## Extracted records
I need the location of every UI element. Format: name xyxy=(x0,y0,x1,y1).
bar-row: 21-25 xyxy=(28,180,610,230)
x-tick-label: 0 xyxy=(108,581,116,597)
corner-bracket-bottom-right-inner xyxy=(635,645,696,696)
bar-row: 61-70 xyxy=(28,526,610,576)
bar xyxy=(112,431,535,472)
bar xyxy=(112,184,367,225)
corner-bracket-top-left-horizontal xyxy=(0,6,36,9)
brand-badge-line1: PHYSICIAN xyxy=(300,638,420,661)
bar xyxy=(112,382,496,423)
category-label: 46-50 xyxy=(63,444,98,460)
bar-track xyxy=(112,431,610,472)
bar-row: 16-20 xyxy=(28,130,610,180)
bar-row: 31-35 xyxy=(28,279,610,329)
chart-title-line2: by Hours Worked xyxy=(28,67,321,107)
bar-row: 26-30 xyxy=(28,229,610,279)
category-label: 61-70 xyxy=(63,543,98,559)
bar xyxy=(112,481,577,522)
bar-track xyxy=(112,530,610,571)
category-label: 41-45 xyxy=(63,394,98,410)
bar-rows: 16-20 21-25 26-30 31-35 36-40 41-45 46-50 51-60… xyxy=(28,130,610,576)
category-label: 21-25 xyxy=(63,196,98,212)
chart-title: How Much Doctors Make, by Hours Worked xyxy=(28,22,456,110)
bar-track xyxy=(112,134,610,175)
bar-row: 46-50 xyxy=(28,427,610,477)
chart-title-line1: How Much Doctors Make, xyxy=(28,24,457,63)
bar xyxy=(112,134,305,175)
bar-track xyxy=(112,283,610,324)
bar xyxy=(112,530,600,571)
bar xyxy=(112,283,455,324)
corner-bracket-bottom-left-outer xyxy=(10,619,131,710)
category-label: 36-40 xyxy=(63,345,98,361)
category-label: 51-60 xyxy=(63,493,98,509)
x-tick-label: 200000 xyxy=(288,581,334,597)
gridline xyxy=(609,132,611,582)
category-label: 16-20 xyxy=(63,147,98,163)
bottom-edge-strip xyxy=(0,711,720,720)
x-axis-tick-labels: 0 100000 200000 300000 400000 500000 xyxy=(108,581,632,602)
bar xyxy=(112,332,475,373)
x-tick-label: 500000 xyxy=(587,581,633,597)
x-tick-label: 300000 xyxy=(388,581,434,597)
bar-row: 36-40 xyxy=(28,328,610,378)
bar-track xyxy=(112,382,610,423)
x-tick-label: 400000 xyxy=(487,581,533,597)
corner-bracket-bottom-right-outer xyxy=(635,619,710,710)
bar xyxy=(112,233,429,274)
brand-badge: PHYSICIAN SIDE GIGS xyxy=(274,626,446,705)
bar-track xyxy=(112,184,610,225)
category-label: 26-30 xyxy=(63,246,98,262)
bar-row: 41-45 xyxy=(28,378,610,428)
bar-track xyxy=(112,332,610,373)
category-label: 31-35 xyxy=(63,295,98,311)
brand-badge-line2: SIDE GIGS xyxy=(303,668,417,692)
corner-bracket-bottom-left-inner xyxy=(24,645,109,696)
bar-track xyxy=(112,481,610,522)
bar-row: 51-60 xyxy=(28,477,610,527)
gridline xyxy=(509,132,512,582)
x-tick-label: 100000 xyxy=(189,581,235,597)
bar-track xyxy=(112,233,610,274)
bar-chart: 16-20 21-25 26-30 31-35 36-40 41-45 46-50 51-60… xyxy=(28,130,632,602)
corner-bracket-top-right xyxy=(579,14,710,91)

--

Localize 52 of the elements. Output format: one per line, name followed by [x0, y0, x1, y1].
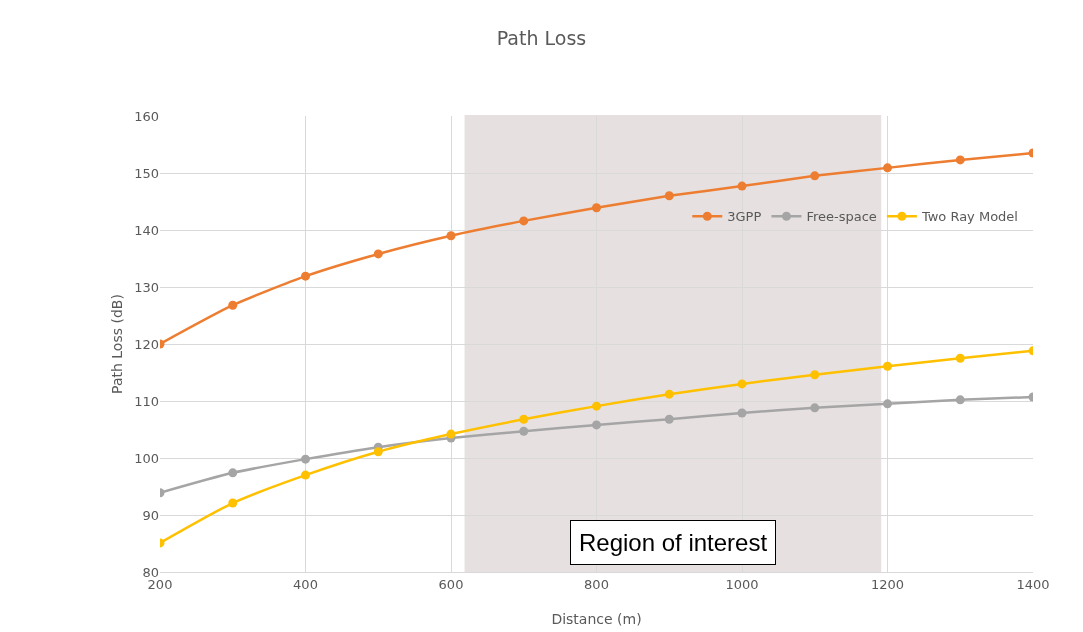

## Problem description
Update the entries from the line containing "I need the location" through the line containing "bar-track xyxy=(112,431,610,472)" by changing "category-label" to "group-label", and write those lines out again with nothing else altered.

## Output of the task
I need the location of every UI element. Format: name xyxy=(x0,y0,x1,y1).
bar-row: 21-25 xyxy=(28,180,610,230)
x-tick-label: 0 xyxy=(108,581,116,597)
corner-bracket-bottom-right-inner xyxy=(635,645,696,696)
bar-row: 61-70 xyxy=(28,526,610,576)
bar xyxy=(112,431,535,472)
bar xyxy=(112,184,367,225)
corner-bracket-top-left-horizontal xyxy=(0,6,36,9)
brand-badge-line1: PHYSICIAN xyxy=(300,638,420,661)
bar xyxy=(112,382,496,423)
group-label: 46-50 xyxy=(63,444,98,460)
bar-track xyxy=(112,431,610,472)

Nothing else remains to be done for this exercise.